# [DATASET RECORDS]
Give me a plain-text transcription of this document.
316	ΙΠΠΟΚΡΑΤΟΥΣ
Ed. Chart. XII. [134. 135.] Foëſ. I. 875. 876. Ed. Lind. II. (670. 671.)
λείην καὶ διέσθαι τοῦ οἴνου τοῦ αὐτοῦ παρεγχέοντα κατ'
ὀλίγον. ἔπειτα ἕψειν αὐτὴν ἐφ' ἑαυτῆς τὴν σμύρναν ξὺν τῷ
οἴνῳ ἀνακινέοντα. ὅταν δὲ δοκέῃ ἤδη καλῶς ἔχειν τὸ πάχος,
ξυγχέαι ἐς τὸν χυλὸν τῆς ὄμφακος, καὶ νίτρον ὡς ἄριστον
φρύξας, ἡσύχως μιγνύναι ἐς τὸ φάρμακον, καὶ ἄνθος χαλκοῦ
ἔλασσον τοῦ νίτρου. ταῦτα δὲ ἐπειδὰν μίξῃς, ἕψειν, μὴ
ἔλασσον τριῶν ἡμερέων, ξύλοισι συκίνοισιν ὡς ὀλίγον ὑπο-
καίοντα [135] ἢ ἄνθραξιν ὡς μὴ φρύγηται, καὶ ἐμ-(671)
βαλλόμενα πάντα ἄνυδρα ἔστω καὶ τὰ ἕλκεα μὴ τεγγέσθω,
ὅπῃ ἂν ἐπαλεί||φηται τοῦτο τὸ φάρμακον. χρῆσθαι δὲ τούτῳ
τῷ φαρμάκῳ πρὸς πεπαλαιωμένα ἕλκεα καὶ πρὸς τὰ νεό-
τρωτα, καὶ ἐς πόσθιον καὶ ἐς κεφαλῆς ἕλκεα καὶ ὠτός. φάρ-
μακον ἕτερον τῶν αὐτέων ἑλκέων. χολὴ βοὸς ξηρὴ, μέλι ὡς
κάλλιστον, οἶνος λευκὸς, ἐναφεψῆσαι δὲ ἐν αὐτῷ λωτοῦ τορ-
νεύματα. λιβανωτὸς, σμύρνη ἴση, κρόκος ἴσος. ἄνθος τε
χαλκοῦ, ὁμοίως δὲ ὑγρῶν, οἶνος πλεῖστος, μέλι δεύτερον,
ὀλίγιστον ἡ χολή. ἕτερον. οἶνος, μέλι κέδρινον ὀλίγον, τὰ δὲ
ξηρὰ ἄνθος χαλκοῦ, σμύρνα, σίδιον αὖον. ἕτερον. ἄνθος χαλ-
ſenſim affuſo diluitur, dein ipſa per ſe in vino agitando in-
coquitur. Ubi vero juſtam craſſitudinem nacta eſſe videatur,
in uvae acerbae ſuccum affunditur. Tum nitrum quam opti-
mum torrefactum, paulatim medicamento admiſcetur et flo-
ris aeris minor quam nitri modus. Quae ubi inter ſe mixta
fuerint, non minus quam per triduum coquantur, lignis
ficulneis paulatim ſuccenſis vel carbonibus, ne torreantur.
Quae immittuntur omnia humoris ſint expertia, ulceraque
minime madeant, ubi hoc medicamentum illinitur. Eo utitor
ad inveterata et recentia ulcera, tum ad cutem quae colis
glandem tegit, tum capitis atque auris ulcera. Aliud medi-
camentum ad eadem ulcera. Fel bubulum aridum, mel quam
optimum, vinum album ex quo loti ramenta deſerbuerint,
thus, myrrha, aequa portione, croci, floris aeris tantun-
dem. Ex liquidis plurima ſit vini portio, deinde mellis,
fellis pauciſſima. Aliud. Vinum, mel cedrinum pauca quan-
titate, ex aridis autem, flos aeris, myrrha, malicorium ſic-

# [TASK]
Write out the full listing exactly as given.

# [SOLUTION FOR THIS PROBLEM]
Give me a plain-text transcription of this document.
316	ΙΠΠΟΚΡΑΤΟΥΣ
Ed. Chart. XII. [134. 135.] Foëſ. I. 875. 876. Ed. Lind. II. (670. 671.)
λείην καὶ διέσθαι τοῦ οἴνου τοῦ αὐτοῦ παρεγχέοντα κατ'
ὀλίγον. ἔπειτα ἕψειν αὐτὴν ἐφ' ἑαυτῆς τὴν σμύρναν ξὺν τῷ
οἴνῳ ἀνακινέοντα. ὅταν δὲ δοκέῃ ἤδη καλῶς ἔχειν τὸ πάχος,
ξυγχέαι ἐς τὸν χυλὸν τῆς ὄμφακος, καὶ νίτρον ὡς ἄριστον
φρύξας, ἡσύχως μιγνύναι ἐς τὸ φάρμακον, καὶ ἄνθος χαλκοῦ
ἔλασσον τοῦ νίτρου. ταῦτα δὲ ἐπειδὰν μίξῃς, ἕψειν, μὴ
ἔλασσον τριῶν ἡμερέων, ξύλοισι συκίνοισιν ὡς ὀλίγον ὑπο-
καίοντα [135] ἢ ἄνθραξιν ὡς μὴ φρύγηται, καὶ ἐμ-(671)
βαλλόμενα πάντα ἄνυδρα ἔστω καὶ τὰ ἕλκεα μὴ τεγγέσθω,
ὅπῃ ἂν ἐπαλεί||φηται τοῦτο τὸ φάρμακον. χρῆσθαι δὲ τούτῳ
τῷ φαρμάκῳ πρὸς πεπαλαιωμένα ἕλκεα καὶ πρὸς τὰ νεό-
τρωτα, καὶ ἐς πόσθιον καὶ ἐς κεφαλῆς ἕλκεα καὶ ὠτός. φάρ-
μακον ἕτερον τῶν αὐτέων ἑλκέων. χολὴ βοὸς ξηρὴ, μέλι ὡς
κάλλιστον, οἶνος λευκὸς, ἐναφεψῆσαι δὲ ἐν αὐτῷ λωτοῦ τορ-
νεύματα. λιβανωτὸς, σμύρνη ἴση, κρόκος ἴσος. ἄνθος τε
χαλκοῦ, ὁμοίως δὲ ὑγρῶν, οἶνος πλεῖστος, μέλι δεύτερον,
ὀλίγιστον ἡ χολή. ἕτερον. οἶνος, μέλι κέδρινον ὀλίγον, τὰ δὲ
ξηρὰ ἄνθος χαλκοῦ, σμύρνα, σίδιον αὖον. ἕτερον. ἄνθος χαλ-
ſenſim affuſo diluitur, dein ipſa per ſe in vino agitando in-
coquitur. Ubi vero juſtam craſſitudinem nacta eſſe videatur,
in uvae acerbae ſuccum affunditur. Tum nitrum quam opti-
mum torrefactum, paulatim medicamento admiſcetur et flo-
ris aeris minor quam nitri modus. Quae ubi inter ſe mixta
fuerint, non minus quam per triduum coquantur, lignis
ficulneis paulatim ſuccenſis vel carbonibus, ne torreantur.
Quae immittuntur omnia humoris ſint expertia, ulceraque
minime madeant, ubi hoc medicamentum illinitur. Eo utitor
ad inveterata et recentia ulcera, tum ad cutem quae colis
glandem tegit, tum capitis atque auris ulcera. Aliud medi-
camentum ad eadem ulcera. Fel bubulum aridum, mel quam
optimum, vinum album ex quo loti ramenta deſerbuerint,
thus, myrrha, aequa portione, croci, floris aeris tantun-
dem. Ex liquidis plurima ſit vini portio, deinde mellis,
fellis pauciſſima. Aliud. Vinum, mel cedrinum pauca quan-
titate, ex aridis autem, flos aeris, myrrha, malicorium ſic-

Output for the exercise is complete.